> Short problem: Lines containing the word "image" are the ones to copy from the records below.

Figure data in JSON
%%
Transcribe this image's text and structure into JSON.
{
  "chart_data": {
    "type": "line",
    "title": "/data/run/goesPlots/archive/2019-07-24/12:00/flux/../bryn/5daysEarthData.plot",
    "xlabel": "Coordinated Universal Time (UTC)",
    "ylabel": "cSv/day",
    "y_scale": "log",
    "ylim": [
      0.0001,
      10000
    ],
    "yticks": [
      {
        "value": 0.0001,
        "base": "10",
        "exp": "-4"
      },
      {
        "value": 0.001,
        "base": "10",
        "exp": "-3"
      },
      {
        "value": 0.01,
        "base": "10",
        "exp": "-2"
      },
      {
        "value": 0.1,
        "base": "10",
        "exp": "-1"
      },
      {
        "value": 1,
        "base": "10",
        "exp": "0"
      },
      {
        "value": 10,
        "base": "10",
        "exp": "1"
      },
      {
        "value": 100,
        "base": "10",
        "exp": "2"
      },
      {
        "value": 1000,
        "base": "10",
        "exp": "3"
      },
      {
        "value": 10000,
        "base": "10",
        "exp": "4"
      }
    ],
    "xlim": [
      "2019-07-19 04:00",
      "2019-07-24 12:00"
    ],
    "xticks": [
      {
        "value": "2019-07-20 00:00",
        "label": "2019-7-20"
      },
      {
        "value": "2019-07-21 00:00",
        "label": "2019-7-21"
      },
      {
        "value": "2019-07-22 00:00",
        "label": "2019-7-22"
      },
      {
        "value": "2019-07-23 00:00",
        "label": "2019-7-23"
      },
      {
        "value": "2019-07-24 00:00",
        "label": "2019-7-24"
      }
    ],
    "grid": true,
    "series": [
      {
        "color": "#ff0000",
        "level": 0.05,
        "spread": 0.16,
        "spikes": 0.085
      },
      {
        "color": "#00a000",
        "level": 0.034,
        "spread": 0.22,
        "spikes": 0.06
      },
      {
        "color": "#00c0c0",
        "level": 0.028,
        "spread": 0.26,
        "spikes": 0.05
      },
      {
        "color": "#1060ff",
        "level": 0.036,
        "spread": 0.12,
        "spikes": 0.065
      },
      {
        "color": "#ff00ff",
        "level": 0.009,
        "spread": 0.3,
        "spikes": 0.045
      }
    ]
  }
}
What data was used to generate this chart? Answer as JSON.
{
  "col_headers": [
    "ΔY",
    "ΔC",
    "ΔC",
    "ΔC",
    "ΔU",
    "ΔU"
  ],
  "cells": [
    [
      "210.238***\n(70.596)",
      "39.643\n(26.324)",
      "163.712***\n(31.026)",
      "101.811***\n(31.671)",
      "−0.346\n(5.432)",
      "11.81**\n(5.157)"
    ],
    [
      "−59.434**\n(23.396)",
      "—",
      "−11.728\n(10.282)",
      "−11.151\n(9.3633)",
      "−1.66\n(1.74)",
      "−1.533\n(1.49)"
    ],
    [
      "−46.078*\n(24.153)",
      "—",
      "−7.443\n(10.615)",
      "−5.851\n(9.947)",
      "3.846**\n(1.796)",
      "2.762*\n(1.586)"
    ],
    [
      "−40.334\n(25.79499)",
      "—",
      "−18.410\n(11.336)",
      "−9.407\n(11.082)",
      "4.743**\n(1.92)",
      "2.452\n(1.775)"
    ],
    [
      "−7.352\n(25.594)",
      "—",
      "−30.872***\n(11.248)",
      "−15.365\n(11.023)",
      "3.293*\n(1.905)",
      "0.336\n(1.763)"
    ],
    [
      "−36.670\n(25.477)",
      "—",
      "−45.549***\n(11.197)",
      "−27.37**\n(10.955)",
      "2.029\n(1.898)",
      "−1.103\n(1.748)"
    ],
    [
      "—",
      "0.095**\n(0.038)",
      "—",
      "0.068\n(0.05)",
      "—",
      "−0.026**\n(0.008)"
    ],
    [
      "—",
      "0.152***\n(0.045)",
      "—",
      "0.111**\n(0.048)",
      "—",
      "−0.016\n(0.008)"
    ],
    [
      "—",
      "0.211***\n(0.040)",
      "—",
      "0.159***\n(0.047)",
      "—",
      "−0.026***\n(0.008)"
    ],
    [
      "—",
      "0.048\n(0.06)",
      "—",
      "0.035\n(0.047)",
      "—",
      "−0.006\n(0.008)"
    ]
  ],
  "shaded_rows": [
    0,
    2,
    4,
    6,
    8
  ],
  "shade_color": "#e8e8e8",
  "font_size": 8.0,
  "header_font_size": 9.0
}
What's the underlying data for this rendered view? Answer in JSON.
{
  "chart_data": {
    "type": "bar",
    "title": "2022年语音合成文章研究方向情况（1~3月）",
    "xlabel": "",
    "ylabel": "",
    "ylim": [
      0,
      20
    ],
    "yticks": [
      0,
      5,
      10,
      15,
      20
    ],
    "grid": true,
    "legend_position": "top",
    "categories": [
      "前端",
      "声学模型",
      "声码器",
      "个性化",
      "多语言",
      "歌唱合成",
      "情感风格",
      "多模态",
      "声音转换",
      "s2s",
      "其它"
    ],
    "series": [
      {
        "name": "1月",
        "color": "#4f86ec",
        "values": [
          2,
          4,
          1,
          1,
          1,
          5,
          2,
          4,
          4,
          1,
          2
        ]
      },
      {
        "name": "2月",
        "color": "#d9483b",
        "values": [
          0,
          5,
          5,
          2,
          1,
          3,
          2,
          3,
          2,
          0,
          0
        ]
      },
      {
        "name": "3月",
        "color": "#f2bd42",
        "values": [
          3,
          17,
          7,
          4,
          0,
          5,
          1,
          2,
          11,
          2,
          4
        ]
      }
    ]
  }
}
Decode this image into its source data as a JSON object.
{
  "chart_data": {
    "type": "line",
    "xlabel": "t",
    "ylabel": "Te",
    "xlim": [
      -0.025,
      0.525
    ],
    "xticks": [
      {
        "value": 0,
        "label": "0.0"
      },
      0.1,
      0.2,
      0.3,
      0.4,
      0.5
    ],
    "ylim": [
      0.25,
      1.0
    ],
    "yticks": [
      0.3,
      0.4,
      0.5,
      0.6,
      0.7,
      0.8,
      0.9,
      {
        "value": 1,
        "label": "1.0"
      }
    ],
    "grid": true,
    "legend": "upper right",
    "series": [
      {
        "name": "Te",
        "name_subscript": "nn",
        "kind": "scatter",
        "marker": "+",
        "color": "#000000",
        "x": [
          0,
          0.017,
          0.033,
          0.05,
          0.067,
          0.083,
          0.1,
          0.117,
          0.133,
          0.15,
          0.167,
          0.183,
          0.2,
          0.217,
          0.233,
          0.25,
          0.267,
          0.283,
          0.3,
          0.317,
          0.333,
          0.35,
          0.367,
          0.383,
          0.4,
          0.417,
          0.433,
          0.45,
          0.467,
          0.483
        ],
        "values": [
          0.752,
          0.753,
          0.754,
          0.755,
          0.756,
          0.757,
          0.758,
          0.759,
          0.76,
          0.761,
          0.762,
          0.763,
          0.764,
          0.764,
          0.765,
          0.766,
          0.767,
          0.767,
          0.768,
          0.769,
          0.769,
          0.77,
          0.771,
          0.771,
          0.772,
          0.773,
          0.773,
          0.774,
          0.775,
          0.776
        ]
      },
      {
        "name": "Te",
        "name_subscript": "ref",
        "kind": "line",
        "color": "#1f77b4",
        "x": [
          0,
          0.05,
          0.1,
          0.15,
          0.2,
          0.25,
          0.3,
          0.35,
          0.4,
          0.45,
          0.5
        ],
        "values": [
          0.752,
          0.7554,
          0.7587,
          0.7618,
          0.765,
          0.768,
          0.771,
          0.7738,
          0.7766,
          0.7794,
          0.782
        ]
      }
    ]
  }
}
%%
> Finished task:
Transcribe this image's text and structure into JSON.
Decode this image into its source data as a JSON object.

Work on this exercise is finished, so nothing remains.